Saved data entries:
════

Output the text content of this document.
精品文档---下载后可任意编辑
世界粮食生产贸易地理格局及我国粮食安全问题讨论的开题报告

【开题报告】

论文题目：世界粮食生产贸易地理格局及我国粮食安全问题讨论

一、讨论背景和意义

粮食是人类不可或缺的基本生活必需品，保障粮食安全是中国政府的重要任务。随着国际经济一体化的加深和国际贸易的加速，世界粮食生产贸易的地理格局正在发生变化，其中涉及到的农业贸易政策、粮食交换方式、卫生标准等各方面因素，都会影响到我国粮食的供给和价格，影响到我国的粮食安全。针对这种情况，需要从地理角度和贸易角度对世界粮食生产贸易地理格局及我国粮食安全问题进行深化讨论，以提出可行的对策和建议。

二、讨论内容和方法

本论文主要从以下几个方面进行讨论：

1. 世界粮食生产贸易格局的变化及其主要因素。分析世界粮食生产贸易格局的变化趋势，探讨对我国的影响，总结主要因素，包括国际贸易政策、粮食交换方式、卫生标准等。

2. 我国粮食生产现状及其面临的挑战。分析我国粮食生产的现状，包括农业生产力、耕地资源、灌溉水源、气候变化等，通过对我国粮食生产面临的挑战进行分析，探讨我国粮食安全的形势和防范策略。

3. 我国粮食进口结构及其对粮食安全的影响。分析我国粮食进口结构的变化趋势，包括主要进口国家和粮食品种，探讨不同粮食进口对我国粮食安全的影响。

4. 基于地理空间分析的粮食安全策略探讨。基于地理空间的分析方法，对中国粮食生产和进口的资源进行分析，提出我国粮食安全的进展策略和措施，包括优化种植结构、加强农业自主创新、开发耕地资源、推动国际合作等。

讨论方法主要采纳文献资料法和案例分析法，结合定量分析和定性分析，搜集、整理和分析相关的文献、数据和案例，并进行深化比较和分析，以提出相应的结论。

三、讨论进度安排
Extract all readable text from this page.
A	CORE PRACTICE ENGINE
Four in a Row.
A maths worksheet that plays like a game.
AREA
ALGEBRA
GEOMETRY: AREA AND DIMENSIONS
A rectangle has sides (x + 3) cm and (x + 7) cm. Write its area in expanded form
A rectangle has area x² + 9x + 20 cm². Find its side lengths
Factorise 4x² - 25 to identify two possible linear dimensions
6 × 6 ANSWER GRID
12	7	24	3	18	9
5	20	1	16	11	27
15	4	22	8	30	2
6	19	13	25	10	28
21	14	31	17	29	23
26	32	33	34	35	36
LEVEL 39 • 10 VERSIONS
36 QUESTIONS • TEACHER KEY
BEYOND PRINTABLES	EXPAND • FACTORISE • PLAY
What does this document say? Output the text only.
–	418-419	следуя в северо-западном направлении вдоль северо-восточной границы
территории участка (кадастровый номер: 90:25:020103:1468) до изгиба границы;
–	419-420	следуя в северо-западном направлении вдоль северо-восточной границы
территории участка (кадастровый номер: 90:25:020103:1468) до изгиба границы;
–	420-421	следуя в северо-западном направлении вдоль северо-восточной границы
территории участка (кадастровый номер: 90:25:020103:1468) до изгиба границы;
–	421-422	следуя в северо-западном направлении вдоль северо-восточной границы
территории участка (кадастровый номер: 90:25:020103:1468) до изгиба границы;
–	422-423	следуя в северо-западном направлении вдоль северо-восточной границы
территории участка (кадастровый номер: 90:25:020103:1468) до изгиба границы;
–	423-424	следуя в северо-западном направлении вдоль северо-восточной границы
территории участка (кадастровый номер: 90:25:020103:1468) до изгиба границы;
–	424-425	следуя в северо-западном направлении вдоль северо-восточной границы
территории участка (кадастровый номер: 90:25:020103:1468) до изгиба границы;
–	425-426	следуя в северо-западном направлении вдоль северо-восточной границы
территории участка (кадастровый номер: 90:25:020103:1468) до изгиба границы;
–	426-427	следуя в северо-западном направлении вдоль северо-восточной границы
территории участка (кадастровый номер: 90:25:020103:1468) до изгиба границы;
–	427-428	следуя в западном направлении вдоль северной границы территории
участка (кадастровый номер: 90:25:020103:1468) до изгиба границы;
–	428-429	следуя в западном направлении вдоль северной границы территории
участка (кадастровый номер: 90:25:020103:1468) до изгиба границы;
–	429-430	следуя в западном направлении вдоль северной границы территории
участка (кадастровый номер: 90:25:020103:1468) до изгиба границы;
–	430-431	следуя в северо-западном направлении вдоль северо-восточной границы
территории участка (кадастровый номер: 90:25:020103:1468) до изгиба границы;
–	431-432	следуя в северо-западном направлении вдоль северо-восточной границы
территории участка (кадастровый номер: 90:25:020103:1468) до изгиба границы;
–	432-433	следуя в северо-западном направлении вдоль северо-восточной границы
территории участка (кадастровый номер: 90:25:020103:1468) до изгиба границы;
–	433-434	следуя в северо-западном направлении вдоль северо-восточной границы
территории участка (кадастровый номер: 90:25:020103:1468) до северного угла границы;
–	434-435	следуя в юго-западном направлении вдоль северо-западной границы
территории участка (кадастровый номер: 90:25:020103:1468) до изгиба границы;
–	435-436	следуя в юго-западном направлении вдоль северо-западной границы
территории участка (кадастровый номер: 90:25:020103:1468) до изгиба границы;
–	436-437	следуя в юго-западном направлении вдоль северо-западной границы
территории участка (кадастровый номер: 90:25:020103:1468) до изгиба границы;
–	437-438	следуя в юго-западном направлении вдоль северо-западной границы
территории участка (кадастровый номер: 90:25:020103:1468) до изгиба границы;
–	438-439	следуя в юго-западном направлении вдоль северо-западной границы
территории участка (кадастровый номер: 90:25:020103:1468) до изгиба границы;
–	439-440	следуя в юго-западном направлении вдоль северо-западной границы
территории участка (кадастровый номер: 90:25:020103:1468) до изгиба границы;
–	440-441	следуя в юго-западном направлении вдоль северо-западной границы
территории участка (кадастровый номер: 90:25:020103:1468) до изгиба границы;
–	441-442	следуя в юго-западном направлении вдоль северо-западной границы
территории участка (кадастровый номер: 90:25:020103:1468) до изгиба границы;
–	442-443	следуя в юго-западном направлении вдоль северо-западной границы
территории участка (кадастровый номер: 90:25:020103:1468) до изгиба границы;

════

■ **WORK TO BE COMPLETED**: Filter the records, keeping only lines that contain "粮食交换方式", and show those lines.

■ **SOLUTION**:
粮食是人类不可或缺的基本生活必需品，保障粮食安全是中国政府的重要任务。随着国际经济一体化的加深和国际贸易的加速，世界粮食生产贸易的地理格局正在发生变化，其中涉及到的农业贸易政策、粮食交换方式、卫生标准等各方面因素，都会影响到我国粮食的供给和价格，影响到我国的粮食安全。针对这种情况，需要从地理角度和贸易角度对世界粮食生产贸易地理格局及我国粮食安全问题进行深化讨论，以提出可行的对策和建议。
1. 世界粮食生产贸易格局的变化及其主要因素。分析世界粮食生产贸易格局的变化趋势，探讨对我国的影响，总结主要因素，包括国际贸易政策、粮食交换方式、卫生标准等。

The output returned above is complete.